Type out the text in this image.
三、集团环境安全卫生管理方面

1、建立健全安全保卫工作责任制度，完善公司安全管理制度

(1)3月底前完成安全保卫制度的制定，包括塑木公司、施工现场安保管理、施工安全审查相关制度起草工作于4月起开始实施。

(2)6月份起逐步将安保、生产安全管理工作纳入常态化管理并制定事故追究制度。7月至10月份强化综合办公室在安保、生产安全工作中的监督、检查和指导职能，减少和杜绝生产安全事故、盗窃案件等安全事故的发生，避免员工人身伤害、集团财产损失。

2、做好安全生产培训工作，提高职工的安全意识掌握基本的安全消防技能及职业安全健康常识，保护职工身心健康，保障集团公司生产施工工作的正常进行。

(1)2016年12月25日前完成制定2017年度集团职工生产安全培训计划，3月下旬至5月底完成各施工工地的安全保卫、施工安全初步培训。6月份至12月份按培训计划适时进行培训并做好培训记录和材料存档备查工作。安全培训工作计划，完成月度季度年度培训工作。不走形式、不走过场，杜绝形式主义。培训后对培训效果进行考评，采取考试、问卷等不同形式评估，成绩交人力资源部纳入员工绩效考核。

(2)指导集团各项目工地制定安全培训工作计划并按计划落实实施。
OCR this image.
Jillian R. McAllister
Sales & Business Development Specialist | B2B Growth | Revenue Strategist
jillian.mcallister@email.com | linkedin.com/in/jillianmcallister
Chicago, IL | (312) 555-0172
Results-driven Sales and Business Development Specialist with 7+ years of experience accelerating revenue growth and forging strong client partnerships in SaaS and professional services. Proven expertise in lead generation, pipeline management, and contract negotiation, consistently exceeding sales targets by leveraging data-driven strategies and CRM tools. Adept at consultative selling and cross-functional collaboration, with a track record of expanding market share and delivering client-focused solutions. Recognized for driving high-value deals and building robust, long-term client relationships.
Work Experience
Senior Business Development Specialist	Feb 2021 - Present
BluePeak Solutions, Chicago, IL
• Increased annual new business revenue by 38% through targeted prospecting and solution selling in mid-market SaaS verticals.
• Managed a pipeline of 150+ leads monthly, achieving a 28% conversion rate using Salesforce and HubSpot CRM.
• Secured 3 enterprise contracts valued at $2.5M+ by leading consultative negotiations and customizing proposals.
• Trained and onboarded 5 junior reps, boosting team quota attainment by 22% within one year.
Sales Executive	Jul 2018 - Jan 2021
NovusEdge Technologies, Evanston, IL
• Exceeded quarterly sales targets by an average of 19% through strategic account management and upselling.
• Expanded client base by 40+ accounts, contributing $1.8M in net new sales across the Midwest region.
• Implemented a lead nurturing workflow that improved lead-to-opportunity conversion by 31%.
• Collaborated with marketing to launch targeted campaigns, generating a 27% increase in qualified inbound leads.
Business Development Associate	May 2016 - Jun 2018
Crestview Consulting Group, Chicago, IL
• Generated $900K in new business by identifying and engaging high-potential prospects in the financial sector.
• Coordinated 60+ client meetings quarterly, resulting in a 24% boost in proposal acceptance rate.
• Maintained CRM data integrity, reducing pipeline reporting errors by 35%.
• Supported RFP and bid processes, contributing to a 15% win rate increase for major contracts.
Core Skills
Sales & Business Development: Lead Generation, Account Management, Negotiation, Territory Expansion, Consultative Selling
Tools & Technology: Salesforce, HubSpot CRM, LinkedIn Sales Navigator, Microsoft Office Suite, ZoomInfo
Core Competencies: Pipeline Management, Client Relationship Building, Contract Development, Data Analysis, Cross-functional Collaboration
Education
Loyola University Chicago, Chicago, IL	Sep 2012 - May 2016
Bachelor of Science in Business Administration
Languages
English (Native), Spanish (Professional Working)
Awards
════════════════════
Description of the task:
Send back every record, precisely as written.

Answer for the task:
Type out the text in this image.
三、集团环境安全卫生管理方面

1、建立健全安全保卫工作责任制度，完善公司安全管理制度

(1)3月底前完成安全保卫制度的制定，包括塑木公司、施工现场安保管理、施工安全审查相关制度起草工作于4月起开始实施。

(2)6月份起逐步将安保、生产安全管理工作纳入常态化管理并制定事故追究制度。7月至10月份强化综合办公室在安保、生产安全工作中的监督、检查和指导职能，减少和杜绝生产安全事故、盗窃案件等安全事故的发生，避免员工人身伤害、集团财产损失。

2、做好安全生产培训工作，提高职工的安全意识掌握基本的安全消防技能及职业安全健康常识，保护职工身心健康，保障集团公司生产施工工作的正常进行。

(1)2016年12月25日前完成制定2017年度集团职工生产安全培训计划，3月下旬至5月底完成各施工工地的安全保卫、施工安全初步培训。6月份至12月份按培训计划适时进行培训并做好培训记录和材料存档备查工作。安全培训工作计划，完成月度季度年度培训工作。不走形式、不走过场，杜绝形式主义。培训后对培训效果进行考评，采取考试、问卷等不同形式评估，成绩交人力资源部纳入员工绩效考核。

(2)指导集团各项目工地制定安全培训工作计划并按计划落实实施。
OCR this image.
Jillian R. McAllister
Sales & Business Development Specialist | B2B Growth | Revenue Strategist
jillian.mcallister@email.com | linkedin.com/in/jillianmcallister
Chicago, IL | (312) 555-0172
Results-driven Sales and Business Development Specialist with 7+ years of experience accelerating revenue growth and forging strong client partnerships in SaaS and professional services. Proven expertise in lead generation, pipeline management, and contract negotiation, consistently exceeding sales targets by leveraging data-driven strategies and CRM tools. Adept at consultative selling and cross-functional collaboration, with a track record of expanding market share and delivering client-focused solutions. Recognized for driving high-value deals and building robust, long-term client relationships.
Work Experience
Senior Business Development Specialist	Feb 2021 - Present
BluePeak Solutions, Chicago, IL
• Increased annual new business revenue by 38% through targeted prospecting and solution selling in mid-market SaaS verticals.
• Managed a pipeline of 150+ leads monthly, achieving a 28% conversion rate using Salesforce and HubSpot CRM.
• Secured 3 enterprise contracts valued at $2.5M+ by leading consultative negotiations and customizing proposals.
• Trained and onboarded 5 junior reps, boosting team quota attainment by 22% within one year.
Sales Executive	Jul 2018 - Jan 2021
NovusEdge Technologies, Evanston, IL
• Exceeded quarterly sales targets by an average of 19% through strategic account management and upselling.
• Expanded client base by 40+ accounts, contributing $1.8M in net new sales across the Midwest region.
• Implemented a lead nurturing workflow that improved lead-to-opportunity conversion by 31%.
• Collaborated with marketing to launch targeted campaigns, generating a 27% increase in qualified inbound leads.
Business Development Associate	May 2016 - Jun 2018
Crestview Consulting Group, Chicago, IL
• Generated $900K in new business by identifying and engaging high-potential prospects in the financial sector.
• Coordinated 60+ client meetings quarterly, resulting in a 24% boost in proposal acceptance rate.
• Maintained CRM data integrity, reducing pipeline reporting errors by 35%.
• Supported RFP and bid processes, contributing to a 15% win rate increase for major contracts.
Core Skills
Sales & Business Development: Lead Generation, Account Management, Negotiation, Territory Expansion, Consultative Selling
Tools & Technology: Salesforce, HubSpot CRM, LinkedIn Sales Navigator, Microsoft Office Suite, ZoomInfo
Core Competencies: Pipeline Management, Client Relationship Building, Contract Development, Data Analysis, Cross-functional Collaboration
Education
Loyola University Chicago, Chicago, IL	Sep 2012 - May 2016
Bachelor of Science in Business Administration
Languages
English (Native), Spanish (Professional Working)
Awards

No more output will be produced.